▶ **READING TEXT**
OCSP server sending expired responses + stapling breaks Chrome

There has been several complaints today that the latest Chrome can’t connect some sites using Let’s Encrypt certificates. I narrowed it down to the OCSP – all sites in question get an expired response from OCSP serve (for example kvlt.ee):

$ openssl ocsp -header "HOST" ocsp.int-x3.letsencrypt.org -issuer kvlt.chain.ee -cert kvlt.ee.pem -text -url http://ocsp.int-x3.letsencrypt.org/
...
Response Verify Failure
139881862981264:error:27069076:OCSP routines:OCSP_basic_verify:signer certificate not found:ocsp_vfy.c:92:
kvlt.ee.pem: WARNING: Status times invalid.
139881862981264:error:2707307D:OCSP routines:OCSP_check_validity:status expired:ocsp_cl.c:370:
good
This Update: Dec  5 04:00:00 2016 GMT
Next Update: Dec 12 04:00:00 2016 GMT
  1. For any other browsers (Firefox, Safari) it’s not fatal.
  2. Switching off OCSP stapling fixes the problem for Chrome as well.

Clearly there is a problem with Let’s Encrypt OCSP responses, but why is it fatal for Chrome only? Is it the problem in Chrome? Or in Apache? Or in other browsers?

Environment: Chrome 55.0.2883.87, Apache 2.4.23, OpenSSL 1.0.2j.

▶ **DATASET EXTRACT**
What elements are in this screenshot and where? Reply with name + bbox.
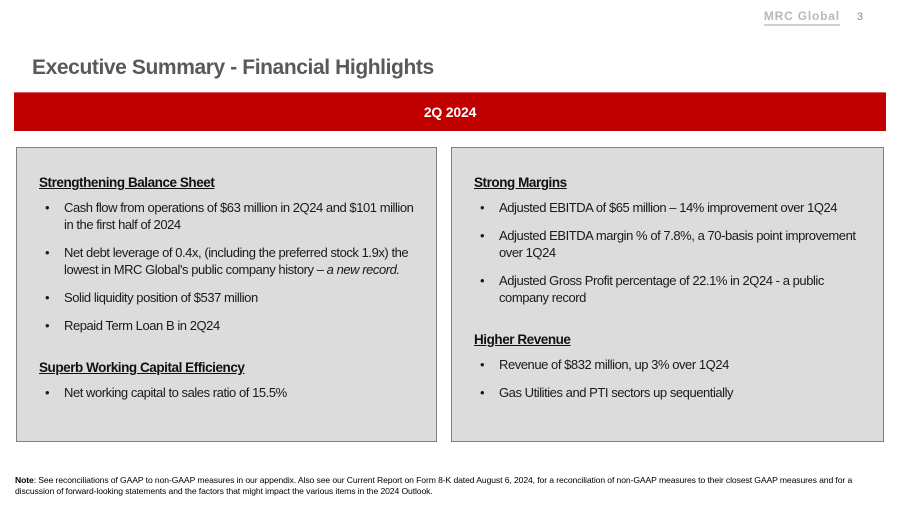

▶ **TASKS**
a. In the OCSP stapling thread, why does the poster trace Chrome's connection failures to OCSP? Answer in one to three sentences.
b. According to the OCSP stapling thread, which Apache version was in use?
The data above has no role here.

▶ **EXERCISE SOLUTIONS**
a. Every site with the problem gets an expired response from the Let's Encrypt OCSP server. The openssl check on kvlt.ee shows this with the "status expired" error. Turning off OCSP stapling also fixes the problem in Chrome.

b. Apache 2.4.23.